--- Begin ---

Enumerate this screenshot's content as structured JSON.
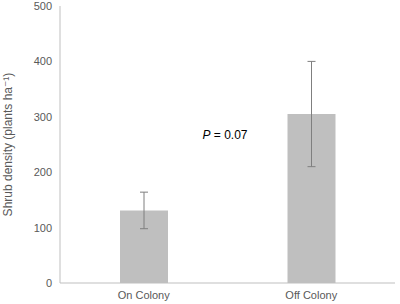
{
  "chart_data": {
    "type": "bar",
    "categories": [
      "On Colony",
      "Off Colony"
    ],
    "values": [
      131,
      305
    ],
    "errors": [
      33,
      95
    ],
    "color": "#bfbfbf",
    "ylim": [
      0,
      500
    ],
    "yticks": [
      0,
      100,
      200,
      300,
      400,
      500
    ],
    "y_label": "Shrub density (plants ha⁻¹)",
    "annotation": "P = 0.07",
    "grid": false
  }
}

--- End ---

Repeat the material above word for word and skip every image in it.

**Reply**:
Enumerate this screenshot's content as structured JSON.
{
  "chart_data": {
    "type": "bar",
    "categories": [
      "On Colony",
      "Off Colony"
    ],
    "values": [
      131,
      305
    ],
    "errors": [
      33,
      95
    ],
    "color": "#bfbfbf",
    "ylim": [
      0,
      500
    ],
    "yticks": [
      0,
      100,
      200,
      300,
      400,
      500
    ],
    "y_label": "Shrub density (plants ha⁻¹)",
    "annotation": "P = 0.07",
    "grid": false
  }
}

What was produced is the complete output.